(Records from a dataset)
* * * * * * * * *
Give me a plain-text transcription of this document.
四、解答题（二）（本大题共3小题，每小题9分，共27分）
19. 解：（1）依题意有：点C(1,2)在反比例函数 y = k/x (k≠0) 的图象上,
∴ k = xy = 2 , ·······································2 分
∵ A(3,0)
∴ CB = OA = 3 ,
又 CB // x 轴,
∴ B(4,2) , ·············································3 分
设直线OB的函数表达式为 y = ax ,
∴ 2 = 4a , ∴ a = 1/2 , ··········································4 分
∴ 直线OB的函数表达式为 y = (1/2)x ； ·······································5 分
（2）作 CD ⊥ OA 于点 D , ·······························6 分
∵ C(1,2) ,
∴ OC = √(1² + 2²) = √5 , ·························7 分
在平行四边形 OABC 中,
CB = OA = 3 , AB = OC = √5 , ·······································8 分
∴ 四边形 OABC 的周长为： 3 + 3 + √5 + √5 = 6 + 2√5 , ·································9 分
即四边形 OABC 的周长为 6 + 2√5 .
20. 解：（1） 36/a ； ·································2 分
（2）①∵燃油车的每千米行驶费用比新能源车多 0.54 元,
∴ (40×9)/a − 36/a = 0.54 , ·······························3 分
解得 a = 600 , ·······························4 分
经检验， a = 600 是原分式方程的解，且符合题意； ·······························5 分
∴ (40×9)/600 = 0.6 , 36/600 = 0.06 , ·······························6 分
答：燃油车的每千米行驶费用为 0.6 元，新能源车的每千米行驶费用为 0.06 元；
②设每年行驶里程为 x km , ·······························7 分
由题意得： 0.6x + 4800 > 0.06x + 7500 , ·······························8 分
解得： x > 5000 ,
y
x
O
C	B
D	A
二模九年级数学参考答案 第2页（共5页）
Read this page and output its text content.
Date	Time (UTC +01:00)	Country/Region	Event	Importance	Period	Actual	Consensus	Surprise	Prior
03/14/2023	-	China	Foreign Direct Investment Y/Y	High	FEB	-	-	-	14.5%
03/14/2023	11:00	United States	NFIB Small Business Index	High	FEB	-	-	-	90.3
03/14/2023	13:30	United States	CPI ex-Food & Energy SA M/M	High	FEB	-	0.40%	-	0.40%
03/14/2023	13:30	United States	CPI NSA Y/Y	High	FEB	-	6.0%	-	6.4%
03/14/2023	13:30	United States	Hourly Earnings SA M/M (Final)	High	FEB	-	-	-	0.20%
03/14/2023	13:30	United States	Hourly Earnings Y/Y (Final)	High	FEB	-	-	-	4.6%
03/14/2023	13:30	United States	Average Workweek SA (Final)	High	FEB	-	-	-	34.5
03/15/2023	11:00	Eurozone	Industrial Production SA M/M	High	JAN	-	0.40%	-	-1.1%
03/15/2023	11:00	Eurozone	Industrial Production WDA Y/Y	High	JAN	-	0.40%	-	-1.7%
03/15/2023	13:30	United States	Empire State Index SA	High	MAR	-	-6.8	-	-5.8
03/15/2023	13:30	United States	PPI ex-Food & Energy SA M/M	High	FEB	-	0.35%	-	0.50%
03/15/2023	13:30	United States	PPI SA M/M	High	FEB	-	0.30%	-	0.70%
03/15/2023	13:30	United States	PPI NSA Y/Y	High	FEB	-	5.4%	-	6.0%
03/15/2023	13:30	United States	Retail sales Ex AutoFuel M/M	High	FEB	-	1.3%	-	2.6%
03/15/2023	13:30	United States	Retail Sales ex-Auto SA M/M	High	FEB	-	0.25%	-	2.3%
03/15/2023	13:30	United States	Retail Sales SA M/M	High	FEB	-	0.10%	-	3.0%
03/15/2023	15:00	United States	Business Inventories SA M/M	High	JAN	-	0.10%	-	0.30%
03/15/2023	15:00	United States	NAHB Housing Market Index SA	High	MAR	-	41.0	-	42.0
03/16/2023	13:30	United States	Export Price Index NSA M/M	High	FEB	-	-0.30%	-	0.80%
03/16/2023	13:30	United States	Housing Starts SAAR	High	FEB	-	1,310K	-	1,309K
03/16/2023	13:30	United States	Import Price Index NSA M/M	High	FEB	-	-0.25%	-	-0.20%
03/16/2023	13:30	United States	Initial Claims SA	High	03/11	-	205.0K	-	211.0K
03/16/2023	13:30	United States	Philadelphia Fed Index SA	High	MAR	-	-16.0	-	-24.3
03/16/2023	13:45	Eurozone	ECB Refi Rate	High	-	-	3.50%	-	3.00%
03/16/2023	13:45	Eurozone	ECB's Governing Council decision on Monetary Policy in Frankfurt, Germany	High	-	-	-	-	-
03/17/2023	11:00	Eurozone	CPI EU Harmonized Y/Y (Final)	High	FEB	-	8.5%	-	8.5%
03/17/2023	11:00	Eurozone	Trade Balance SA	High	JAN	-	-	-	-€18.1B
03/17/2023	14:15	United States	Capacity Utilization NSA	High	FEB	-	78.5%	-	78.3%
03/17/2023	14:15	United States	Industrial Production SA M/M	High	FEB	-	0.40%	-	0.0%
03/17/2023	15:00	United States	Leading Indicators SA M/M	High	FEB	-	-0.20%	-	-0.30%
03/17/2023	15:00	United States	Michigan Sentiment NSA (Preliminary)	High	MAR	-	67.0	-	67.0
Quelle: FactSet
* * * * * * * * *
▶ [EXERCISE GOAL] Only lines holding the string "Housing" are wanted; gather each one from the entries above.

▶ [ANSWER TO THE PROBLEM]
03/15/2023	15:00	United States	NAHB Housing Market Index SA	High	MAR	-	41.0	-	42.0
03/16/2023	13:30	United States	Housing Starts SAAR	High	FEB	-	1,310K	-	1,309K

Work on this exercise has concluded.